+++ Provided data +++

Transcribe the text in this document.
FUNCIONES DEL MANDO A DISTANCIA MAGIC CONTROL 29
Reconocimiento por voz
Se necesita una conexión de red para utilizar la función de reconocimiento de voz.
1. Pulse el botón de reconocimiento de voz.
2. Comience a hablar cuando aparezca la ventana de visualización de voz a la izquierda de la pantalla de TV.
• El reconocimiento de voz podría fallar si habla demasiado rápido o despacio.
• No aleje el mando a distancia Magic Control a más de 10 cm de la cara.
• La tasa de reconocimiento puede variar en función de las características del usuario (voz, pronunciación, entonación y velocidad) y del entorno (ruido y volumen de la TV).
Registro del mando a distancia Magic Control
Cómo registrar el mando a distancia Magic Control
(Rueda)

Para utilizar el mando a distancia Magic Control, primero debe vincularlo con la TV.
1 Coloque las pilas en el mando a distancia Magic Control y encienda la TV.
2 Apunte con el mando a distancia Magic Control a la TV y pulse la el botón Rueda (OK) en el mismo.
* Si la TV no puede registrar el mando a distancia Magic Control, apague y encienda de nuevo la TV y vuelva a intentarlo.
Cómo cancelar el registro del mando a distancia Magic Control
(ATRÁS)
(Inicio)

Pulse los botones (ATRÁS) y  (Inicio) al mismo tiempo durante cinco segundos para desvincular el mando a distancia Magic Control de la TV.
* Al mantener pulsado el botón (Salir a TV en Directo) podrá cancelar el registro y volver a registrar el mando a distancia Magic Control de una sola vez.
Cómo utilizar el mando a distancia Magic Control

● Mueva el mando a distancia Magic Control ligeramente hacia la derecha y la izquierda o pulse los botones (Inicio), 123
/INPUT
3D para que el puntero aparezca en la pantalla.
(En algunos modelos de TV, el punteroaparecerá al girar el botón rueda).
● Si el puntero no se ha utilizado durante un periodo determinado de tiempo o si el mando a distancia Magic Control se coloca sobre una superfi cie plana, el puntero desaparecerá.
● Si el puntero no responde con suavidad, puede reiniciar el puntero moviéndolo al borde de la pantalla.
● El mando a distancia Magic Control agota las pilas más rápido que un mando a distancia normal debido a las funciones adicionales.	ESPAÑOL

+++

**Task directions:** Go through the lines above. Select every one that has the string "encienda".

**Result below:**
1 Coloque las pilas en el mando a distancia Magic Control y encienda la TV.
* Si la TV no puede registrar el mando a distancia Magic Control, apague y encienda de nuevo la TV y vuelva a intentarlo.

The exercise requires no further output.